Aim of the task
Please report the number of lines in the entries below that contain "viable", with nothing added.

Dataset entries
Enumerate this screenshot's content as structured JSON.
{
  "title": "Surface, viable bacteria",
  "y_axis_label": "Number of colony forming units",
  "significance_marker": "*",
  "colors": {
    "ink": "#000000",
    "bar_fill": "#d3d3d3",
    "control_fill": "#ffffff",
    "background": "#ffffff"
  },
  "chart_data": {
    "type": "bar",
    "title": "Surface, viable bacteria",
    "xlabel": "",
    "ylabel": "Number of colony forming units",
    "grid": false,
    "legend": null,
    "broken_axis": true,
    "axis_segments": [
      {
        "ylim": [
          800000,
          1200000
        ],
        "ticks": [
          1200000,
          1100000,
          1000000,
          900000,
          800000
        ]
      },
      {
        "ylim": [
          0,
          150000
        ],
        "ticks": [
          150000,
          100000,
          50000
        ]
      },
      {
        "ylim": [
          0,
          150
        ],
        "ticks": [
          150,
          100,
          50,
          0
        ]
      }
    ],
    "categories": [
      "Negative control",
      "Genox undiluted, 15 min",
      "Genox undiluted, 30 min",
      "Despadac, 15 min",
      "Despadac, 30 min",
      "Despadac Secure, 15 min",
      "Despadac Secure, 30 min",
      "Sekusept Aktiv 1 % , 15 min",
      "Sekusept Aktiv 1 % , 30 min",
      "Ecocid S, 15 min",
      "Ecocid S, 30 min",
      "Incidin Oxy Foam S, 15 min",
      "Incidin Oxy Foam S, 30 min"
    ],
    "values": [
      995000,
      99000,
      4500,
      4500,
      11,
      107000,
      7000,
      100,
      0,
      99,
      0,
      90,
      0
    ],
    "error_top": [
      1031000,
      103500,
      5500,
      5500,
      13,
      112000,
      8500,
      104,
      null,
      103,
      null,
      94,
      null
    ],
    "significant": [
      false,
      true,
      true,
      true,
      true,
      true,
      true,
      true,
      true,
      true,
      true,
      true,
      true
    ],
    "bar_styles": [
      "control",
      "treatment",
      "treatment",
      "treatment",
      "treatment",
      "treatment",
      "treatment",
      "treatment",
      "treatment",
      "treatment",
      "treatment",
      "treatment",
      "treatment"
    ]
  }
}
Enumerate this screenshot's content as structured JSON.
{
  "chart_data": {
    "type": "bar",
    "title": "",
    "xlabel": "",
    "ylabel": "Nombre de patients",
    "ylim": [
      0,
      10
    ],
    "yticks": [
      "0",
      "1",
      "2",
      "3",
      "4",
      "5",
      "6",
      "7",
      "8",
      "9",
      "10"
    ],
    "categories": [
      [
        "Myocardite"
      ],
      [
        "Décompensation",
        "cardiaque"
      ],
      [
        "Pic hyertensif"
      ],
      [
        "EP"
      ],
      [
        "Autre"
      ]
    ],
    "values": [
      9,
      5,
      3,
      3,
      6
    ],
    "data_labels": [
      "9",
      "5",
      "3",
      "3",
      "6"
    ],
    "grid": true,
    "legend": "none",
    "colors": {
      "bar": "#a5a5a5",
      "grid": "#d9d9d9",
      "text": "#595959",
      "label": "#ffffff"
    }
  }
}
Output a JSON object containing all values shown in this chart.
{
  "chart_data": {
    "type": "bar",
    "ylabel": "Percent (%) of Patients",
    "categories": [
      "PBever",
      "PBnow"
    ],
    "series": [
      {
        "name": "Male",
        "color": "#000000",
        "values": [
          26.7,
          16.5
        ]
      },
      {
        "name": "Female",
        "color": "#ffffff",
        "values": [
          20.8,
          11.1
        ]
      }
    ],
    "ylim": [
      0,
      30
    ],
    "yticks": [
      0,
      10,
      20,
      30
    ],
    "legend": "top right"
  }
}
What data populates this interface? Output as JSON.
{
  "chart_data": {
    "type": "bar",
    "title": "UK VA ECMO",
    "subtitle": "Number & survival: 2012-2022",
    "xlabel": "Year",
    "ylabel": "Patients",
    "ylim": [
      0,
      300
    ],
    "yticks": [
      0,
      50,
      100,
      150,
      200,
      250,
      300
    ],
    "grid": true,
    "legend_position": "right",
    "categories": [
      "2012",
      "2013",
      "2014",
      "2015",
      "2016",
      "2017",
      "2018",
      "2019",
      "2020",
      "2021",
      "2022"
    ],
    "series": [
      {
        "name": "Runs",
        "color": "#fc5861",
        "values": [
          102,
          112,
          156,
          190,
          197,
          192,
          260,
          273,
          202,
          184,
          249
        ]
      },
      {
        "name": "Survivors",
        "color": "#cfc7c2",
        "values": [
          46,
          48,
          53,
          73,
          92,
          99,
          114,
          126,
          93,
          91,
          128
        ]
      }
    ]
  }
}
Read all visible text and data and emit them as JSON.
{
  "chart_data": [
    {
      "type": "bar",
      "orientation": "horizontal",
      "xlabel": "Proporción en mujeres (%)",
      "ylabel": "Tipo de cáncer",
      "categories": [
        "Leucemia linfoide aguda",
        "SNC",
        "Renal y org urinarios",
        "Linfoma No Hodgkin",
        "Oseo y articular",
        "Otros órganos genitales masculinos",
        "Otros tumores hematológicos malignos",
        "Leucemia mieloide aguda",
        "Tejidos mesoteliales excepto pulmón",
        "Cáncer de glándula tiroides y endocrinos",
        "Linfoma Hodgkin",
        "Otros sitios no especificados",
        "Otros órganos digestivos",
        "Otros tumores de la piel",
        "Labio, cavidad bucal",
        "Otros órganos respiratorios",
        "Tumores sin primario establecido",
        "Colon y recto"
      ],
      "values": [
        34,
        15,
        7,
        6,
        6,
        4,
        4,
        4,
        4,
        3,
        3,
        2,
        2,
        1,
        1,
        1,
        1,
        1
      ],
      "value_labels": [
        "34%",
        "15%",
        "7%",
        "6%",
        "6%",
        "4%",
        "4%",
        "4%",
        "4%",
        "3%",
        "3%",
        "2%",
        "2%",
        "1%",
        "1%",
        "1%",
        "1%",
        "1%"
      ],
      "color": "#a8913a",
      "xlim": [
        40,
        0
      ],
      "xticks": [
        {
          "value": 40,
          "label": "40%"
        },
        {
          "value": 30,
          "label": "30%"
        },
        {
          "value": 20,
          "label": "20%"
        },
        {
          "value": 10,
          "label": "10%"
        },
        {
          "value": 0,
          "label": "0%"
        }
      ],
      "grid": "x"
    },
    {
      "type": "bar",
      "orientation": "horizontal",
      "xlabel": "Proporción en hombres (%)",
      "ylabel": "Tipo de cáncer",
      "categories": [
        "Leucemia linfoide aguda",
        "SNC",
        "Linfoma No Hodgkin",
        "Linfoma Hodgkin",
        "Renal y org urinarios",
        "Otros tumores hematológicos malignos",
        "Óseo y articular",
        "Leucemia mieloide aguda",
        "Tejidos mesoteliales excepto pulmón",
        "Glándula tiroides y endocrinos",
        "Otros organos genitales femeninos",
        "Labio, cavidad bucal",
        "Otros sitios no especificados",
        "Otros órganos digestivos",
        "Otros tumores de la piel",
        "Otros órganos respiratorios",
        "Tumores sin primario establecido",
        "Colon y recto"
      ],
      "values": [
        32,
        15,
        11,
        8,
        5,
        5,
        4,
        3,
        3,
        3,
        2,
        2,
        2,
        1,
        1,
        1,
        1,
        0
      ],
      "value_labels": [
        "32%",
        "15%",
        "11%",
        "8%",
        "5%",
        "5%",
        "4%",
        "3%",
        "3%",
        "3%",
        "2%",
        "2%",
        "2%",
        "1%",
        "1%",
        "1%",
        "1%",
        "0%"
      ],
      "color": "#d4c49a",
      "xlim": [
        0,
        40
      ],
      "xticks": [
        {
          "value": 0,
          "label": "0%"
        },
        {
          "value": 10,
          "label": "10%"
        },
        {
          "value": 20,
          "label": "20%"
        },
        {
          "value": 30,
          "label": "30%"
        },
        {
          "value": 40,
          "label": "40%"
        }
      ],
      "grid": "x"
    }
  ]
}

Answer to this exercise
2